RECORDS PROVIDED =>
++++++++++++++++++++

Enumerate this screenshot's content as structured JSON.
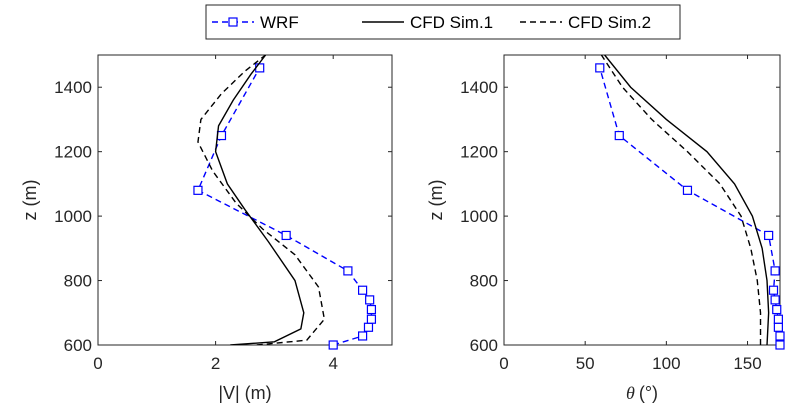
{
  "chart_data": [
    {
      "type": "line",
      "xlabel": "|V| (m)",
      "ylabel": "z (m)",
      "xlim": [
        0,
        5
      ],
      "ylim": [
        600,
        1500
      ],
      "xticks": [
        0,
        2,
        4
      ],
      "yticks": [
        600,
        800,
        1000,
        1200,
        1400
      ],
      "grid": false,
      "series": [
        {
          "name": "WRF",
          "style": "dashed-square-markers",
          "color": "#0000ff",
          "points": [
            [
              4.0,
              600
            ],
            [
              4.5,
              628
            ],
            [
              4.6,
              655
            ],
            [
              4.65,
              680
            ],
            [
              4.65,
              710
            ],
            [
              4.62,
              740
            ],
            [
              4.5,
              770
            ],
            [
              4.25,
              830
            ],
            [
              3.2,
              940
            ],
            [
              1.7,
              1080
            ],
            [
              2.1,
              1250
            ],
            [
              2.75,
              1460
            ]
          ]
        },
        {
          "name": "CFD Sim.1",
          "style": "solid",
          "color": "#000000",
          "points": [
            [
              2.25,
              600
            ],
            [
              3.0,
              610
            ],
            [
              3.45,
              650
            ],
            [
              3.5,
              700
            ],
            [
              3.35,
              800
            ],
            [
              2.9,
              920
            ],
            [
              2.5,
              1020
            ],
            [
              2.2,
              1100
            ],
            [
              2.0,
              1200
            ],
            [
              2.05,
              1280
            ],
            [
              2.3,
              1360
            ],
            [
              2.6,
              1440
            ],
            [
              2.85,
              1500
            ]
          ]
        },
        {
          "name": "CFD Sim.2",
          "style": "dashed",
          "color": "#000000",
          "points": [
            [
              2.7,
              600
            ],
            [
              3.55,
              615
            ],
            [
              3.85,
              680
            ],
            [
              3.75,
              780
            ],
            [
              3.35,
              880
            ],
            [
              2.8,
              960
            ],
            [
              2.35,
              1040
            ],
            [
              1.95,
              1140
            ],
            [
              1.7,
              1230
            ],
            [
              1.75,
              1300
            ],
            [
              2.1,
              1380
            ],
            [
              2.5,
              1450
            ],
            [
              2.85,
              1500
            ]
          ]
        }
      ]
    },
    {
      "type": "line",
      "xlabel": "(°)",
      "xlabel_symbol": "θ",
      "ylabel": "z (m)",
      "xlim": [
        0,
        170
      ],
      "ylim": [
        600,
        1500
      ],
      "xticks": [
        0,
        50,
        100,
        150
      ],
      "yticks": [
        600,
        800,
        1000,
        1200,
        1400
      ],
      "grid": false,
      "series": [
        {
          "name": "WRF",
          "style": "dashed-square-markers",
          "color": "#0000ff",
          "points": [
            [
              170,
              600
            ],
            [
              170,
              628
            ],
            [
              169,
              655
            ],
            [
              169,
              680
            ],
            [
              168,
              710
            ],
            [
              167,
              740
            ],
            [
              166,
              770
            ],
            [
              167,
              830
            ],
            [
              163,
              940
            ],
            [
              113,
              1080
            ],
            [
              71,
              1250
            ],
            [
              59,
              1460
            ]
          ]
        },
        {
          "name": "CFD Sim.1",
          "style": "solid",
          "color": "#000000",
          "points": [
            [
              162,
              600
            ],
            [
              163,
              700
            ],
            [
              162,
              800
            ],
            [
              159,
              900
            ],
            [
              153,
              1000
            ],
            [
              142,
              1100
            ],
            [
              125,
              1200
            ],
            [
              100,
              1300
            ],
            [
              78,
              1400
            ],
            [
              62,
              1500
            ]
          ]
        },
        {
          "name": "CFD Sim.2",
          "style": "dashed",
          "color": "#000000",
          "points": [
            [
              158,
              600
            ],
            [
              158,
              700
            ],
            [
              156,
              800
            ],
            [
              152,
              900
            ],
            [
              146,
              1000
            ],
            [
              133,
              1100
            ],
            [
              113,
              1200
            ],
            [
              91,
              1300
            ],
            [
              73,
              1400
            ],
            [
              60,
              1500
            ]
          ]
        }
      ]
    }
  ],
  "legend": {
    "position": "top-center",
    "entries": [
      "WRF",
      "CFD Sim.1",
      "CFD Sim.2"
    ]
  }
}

++++++++++++++++++++

Reproduce each entry precisely, dropping only the pictures.

WORKED ANSWER =>
Enumerate this screenshot's content as structured JSON.
{
  "chart_data": [
    {
      "type": "line",
      "xlabel": "|V| (m)",
      "ylabel": "z (m)",
      "xlim": [
        0,
        5
      ],
      "ylim": [
        600,
        1500
      ],
      "xticks": [
        0,
        2,
        4
      ],
      "yticks": [
        600,
        800,
        1000,
        1200,
        1400
      ],
      "grid": false,
      "series": [
        {
          "name": "WRF",
          "style": "dashed-square-markers",
          "color": "#0000ff",
          "points": [
            [
              4.0,
              600
            ],
            [
              4.5,
              628
            ],
            [
              4.6,
              655
            ],
            [
              4.65,
              680
            ],
            [
              4.65,
              710
            ],
            [
              4.62,
              740
            ],
            [
              4.5,
              770
            ],
            [
              4.25,
              830
            ],
            [
              3.2,
              940
            ],
            [
              1.7,
              1080
            ],
            [
              2.1,
              1250
            ],
            [
              2.75,
              1460
            ]
          ]
        },
        {
          "name": "CFD Sim.1",
          "style": "solid",
          "color": "#000000",
          "points": [
            [
              2.25,
              600
            ],
            [
              3.0,
              610
            ],
            [
              3.45,
              650
            ],
            [
              3.5,
              700
            ],
            [
              3.35,
              800
            ],
            [
              2.9,
              920
            ],
            [
              2.5,
              1020
            ],
            [
              2.2,
              1100
            ],
            [
              2.0,
              1200
            ],
            [
              2.05,
              1280
            ],
            [
              2.3,
              1360
            ],
            [
              2.6,
              1440
            ],
            [
              2.85,
              1500
            ]
          ]
        },
        {
          "name": "CFD Sim.2",
          "style": "dashed",
          "color": "#000000",
          "points": [
            [
              2.7,
              600
            ],
            [
              3.55,
              615
            ],
            [
              3.85,
              680
            ],
            [
              3.75,
              780
            ],
            [
              3.35,
              880
            ],
            [
              2.8,
              960
            ],
            [
              2.35,
              1040
            ],
            [
              1.95,
              1140
            ],
            [
              1.7,
              1230
            ],
            [
              1.75,
              1300
            ],
            [
              2.1,
              1380
            ],
            [
              2.5,
              1450
            ],
            [
              2.85,
              1500
            ]
          ]
        }
      ]
    },
    {
      "type": "line",
      "xlabel": "(°)",
      "xlabel_symbol": "θ",
      "ylabel": "z (m)",
      "xlim": [
        0,
        170
      ],
      "ylim": [
        600,
        1500
      ],
      "xticks": [
        0,
        50,
        100,
        150
      ],
      "yticks": [
        600,
        800,
        1000,
        1200,
        1400
      ],
      "grid": false,
      "series": [
        {
          "name": "WRF",
          "style": "dashed-square-markers",
          "color": "#0000ff",
          "points": [
            [
              170,
              600
            ],
            [
              170,
              628
            ],
            [
              169,
              655
            ],
            [
              169,
              680
            ],
            [
              168,
              710
            ],
            [
              167,
              740
            ],
            [
              166,
              770
            ],
            [
              167,
              830
            ],
            [
              163,
              940
            ],
            [
              113,
              1080
            ],
            [
              71,
              1250
            ],
            [
              59,
              1460
            ]
          ]
        },
        {
          "name": "CFD Sim.1",
          "style": "solid",
          "color": "#000000",
          "points": [
            [
              162,
              600
            ],
            [
              163,
              700
            ],
            [
              162,
              800
            ],
            [
              159,
              900
            ],
            [
              153,
              1000
            ],
            [
              142,
              1100
            ],
            [
              125,
              1200
            ],
            [
              100,
              1300
            ],
            [
              78,
              1400
            ],
            [
              62,
              1500
            ]
          ]
        },
        {
          "name": "CFD Sim.2",
          "style": "dashed",
          "color": "#000000",
          "points": [
            [
              158,
              600
            ],
            [
              158,
              700
            ],
            [
              156,
              800
            ],
            [
              152,
              900
            ],
            [
              146,
              1000
            ],
            [
              133,
              1100
            ],
            [
              113,
              1200
            ],
            [
              91,
              1300
            ],
            [
              73,
              1400
            ],
            [
              60,
              1500
            ]
          ]
        }
      ]
    }
  ],
  "legend": {
    "position": "top-center",
    "entries": [
      "WRF",
      "CFD Sim.1",
      "CFD Sim.2"
    ]
  }
}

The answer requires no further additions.